• Task objective: Determine how many lines of the records include "JSON", and answer with the number alone.

• Input for this task:

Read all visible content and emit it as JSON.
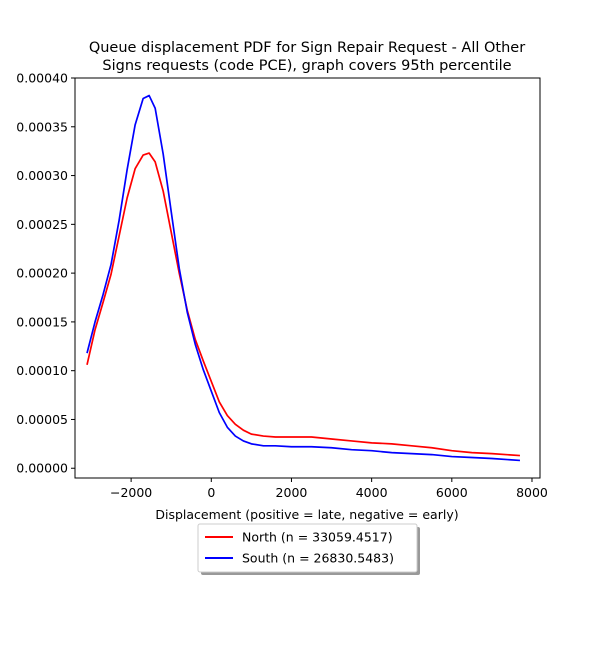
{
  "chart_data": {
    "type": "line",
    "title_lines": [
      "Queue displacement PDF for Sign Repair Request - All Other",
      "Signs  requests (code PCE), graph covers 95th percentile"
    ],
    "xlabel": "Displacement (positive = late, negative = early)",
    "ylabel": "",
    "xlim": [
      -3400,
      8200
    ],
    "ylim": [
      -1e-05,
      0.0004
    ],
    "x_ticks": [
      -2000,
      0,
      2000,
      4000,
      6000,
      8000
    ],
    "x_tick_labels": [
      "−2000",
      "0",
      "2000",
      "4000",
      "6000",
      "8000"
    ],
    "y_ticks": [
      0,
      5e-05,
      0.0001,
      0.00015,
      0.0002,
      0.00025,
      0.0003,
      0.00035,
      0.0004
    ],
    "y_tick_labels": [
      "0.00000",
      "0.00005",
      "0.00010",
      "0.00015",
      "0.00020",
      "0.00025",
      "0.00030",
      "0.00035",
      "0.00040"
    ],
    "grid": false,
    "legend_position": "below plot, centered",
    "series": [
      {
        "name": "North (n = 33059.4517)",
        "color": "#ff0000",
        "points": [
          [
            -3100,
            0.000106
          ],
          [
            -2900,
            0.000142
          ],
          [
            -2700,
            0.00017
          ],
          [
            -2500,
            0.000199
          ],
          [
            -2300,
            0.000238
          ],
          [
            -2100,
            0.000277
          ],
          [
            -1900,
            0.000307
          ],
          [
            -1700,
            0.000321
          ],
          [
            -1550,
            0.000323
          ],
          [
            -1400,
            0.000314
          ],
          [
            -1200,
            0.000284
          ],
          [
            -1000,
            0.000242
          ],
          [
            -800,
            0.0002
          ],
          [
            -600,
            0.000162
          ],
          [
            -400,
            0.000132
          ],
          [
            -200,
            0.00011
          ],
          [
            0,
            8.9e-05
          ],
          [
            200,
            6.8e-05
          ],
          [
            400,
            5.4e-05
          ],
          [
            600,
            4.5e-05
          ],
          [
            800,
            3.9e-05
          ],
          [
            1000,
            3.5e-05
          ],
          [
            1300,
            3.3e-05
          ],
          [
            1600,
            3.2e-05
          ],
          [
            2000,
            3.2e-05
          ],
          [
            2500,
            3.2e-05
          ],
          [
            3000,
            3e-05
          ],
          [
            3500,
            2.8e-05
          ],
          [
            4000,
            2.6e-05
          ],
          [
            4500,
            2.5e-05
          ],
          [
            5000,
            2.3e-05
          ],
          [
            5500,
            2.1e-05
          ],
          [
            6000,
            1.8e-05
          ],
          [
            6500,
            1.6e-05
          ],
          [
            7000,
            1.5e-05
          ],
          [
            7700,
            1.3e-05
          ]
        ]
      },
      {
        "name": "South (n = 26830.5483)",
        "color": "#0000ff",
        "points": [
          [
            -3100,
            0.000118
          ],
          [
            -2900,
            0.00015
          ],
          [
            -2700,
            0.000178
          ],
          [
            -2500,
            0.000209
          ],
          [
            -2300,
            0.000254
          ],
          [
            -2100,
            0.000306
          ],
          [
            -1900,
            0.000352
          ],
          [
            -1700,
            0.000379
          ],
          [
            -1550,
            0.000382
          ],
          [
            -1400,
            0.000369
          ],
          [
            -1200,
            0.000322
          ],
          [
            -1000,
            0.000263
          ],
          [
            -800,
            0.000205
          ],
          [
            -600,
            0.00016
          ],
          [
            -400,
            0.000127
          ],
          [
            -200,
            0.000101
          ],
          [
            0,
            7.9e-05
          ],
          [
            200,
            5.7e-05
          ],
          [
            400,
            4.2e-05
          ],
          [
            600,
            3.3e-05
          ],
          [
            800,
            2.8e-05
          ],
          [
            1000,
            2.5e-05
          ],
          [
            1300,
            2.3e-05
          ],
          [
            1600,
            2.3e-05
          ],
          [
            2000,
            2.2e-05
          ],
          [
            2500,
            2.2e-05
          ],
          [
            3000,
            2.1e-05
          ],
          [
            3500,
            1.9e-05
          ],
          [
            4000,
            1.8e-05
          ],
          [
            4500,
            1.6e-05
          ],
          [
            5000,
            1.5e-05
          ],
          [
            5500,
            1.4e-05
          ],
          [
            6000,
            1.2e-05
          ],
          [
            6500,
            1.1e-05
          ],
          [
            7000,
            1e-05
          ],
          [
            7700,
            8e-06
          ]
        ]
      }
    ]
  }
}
* * *
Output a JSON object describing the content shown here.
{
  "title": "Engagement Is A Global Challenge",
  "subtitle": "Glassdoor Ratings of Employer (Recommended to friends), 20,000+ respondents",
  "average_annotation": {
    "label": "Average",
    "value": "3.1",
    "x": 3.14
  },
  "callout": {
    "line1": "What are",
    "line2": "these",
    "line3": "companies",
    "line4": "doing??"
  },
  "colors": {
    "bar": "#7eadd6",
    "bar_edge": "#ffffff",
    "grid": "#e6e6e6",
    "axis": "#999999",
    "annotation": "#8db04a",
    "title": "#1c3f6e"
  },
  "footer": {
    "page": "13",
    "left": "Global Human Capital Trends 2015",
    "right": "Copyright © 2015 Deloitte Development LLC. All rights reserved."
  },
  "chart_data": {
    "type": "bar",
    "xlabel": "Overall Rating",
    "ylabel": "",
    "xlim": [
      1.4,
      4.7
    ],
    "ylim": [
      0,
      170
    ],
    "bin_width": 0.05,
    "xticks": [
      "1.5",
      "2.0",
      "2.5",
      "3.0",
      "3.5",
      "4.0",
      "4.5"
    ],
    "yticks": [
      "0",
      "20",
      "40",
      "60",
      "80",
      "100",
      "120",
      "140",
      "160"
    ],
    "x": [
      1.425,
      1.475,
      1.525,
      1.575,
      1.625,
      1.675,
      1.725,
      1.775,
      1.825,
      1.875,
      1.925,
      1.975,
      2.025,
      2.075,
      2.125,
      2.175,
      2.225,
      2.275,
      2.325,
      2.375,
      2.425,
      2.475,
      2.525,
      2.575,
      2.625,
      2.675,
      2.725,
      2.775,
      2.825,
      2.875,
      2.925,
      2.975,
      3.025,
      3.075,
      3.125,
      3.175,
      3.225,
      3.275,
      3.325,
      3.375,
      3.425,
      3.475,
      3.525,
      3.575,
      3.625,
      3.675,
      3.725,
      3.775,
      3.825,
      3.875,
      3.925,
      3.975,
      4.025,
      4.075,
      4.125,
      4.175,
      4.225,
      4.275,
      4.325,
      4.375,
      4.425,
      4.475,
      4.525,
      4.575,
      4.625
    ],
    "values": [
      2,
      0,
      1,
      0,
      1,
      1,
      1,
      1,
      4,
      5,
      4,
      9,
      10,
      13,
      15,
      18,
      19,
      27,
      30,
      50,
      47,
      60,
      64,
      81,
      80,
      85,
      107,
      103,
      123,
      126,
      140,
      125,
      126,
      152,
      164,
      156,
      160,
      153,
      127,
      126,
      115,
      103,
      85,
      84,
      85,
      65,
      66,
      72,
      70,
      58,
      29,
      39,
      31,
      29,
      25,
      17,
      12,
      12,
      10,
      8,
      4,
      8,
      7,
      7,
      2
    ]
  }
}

• Result of this exercise: 2